Extract provided:

The word of the LORD came to me: Mortal, prophesy against the shepherds of Israel; prophesy and say to them- to the shepherds: Thus says the Lord GOD: Ah, you shepherds of Israel who have been feeding yourselves! Should not shepherds feed the sheep? You eat the fat, you clothe yourselves with the wool, you slaughter the fatlings; but you do not feed the sheep. You have not strengthened the weak, you have not healed the sick, you have not bound the injured, you have not brought back the strayed, you have not sought the lost, but with force and harshness you have ruled them…therefore, you shepherds, hear the word of the Lord. Thus says the Lord GOD, I am against the shepherds… and I will put a stop to their feeding the sheep; no longer shall the shepherds feed themselves. I will rescue my sheep from their mouths, so that they may not be food for them. (Ezekiel 34:1-4, 10, NRSV)
In his discourse of the Good Shepherd contra his enemies, he presents himself as the fulfillment of prophecy. He is the Divine Shepherd as foretold by the prophets. In standing with the prophetic tradition, Jesus’ discourse on the Good Shepherd could be seen not solely an indict of the religious establishment but also of foreign power, both of which maintained an unholy alliance to create conditions of great poverty, massive injustice, and violence. The sacrilegious alliance between Kingdom/Empire/State and religion was true in the time of Ezekiel. It was true in the time of Jesus. And it is often true today.

Task prompt: Copy out the passage above on the shepherds of Israel word for word, in full.

Information shown:
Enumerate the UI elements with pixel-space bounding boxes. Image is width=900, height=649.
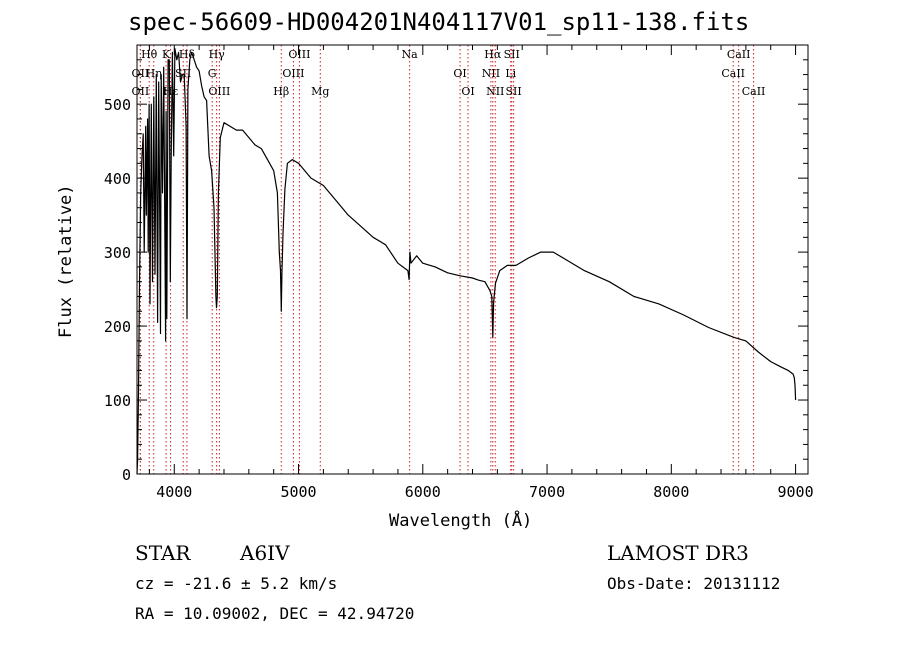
x-tick-label: 7000: [529, 483, 565, 501]
series-layer: [136, 48, 797, 475]
line-label-k: K: [162, 48, 171, 61]
line-label-hη: Hη: [146, 67, 162, 80]
line-label-hε: Hε: [163, 85, 179, 98]
y-tick-label: 100: [104, 392, 131, 410]
series-line-flux: [136, 48, 797, 475]
line-label-oiii: OIII: [282, 67, 304, 80]
line-label-nii: NII: [486, 85, 504, 98]
chart-title: spec-56609-HD004201N404117V01_sp11-138.f…: [128, 8, 750, 36]
object-subclass: A6IV: [240, 541, 290, 565]
line-label-sii: SII: [506, 85, 522, 98]
line-label-li: Li: [505, 67, 516, 80]
plot-frame: [136, 44, 809, 475]
y-tick-label: 0: [122, 466, 131, 484]
line-label-hγ: Hγ: [209, 48, 226, 61]
line-label-oi: OI: [453, 67, 466, 80]
line-label-caii: CaII: [721, 67, 745, 80]
line-label-oiii: OIII: [288, 48, 310, 61]
line-label-oiii: OIII: [208, 85, 230, 98]
line-label-caii: CaII: [742, 85, 766, 98]
line-label-g: G: [208, 67, 217, 80]
object-class: STAR: [135, 541, 191, 565]
line-label-hα: Hα: [484, 48, 502, 61]
line-label-oii: OII: [131, 67, 149, 80]
y-tick-label: 400: [104, 170, 131, 188]
x-axis-label: Wavelength (Å): [389, 511, 533, 531]
line-label-hδ: Hδ: [179, 48, 196, 61]
line-markers: [139, 45, 755, 474]
line-label-na: Na: [402, 48, 419, 61]
ra-dec: RA = 10.09002, DEC = 42.94720: [135, 604, 415, 623]
x-tick-label: 9000: [778, 483, 814, 501]
line-label-oii: OII: [131, 85, 149, 98]
line-label-hβ: Hβ: [273, 85, 289, 98]
y-tick-label: 300: [104, 244, 131, 262]
redshift-cz: cz = -21.6 ± 5.2 km/s: [135, 574, 338, 593]
line-label-nii: NII: [482, 67, 500, 80]
y-tick-label: 200: [104, 318, 131, 336]
survey-name: LAMOST DR3: [607, 541, 749, 565]
y-axis-label: Flux (relative): [56, 184, 76, 338]
line-label-caii: CaII: [727, 48, 751, 61]
line-label-hθ: Hθ: [141, 48, 158, 61]
x-tick-label: 8000: [653, 483, 689, 501]
line-label-mg: Mg: [311, 85, 329, 98]
x-tick-label: 6000: [405, 483, 441, 501]
x-tick-label: 5000: [280, 483, 316, 501]
x-tick-label: 4000: [156, 483, 192, 501]
y-tick-label: 500: [104, 96, 131, 114]
line-label-sii: SII: [504, 48, 520, 61]
line-label-oi: OI: [461, 85, 474, 98]
axes: 4000 5000 6000 7000 8000 9000 0 100 200 300 400 500: [104, 44, 814, 501]
obs-date: Obs-Date: 20131112: [607, 574, 781, 593]
line-label-sii: SII: [175, 67, 191, 80]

Response for this exercise:
The word of the LORD came to me: Mortal, prophesy against the shepherds of Israel; prophesy and say to them- to the shepherds: Thus says the Lord GOD: Ah, you shepherds of Israel who have been feeding yourselves! Should not shepherds feed the sheep? You eat the fat, you clothe yourselves with the wool, you slaughter the fatlings; but you do not feed the sheep. You have not strengthened the weak, you have not healed the sick, you have not bound the injured, you have not brought back the strayed, you have not sought the lost, but with force and harshness you have ruled them…therefore, you shepherds, hear the word of the Lord. Thus says the Lord GOD, I am against the shepherds… and I will put a stop to their feeding the sheep; no longer shall the shepherds feed themselves. I will rescue my sheep from their mouths, so that they may not be food for them. (Ezekiel 34:1-4, 10, NRSV)
In his discourse of the Good Shepherd contra his enemies, he presents himself as the fulfillment of prophecy. He is the Divine Shepherd as foretold by the prophets. In standing with the prophetic tradition, Jesus’ discourse on the Good Shepherd could be seen not solely an indict of the religious establishment but also of foreign power, both of which maintained an unholy alliance to create conditions of great poverty, massive injustice, and violence. The sacrilegious alliance between Kingdom/Empire/State and religion was true in the time of Ezekiel. It was true in the time of Jesus. And it is often true today.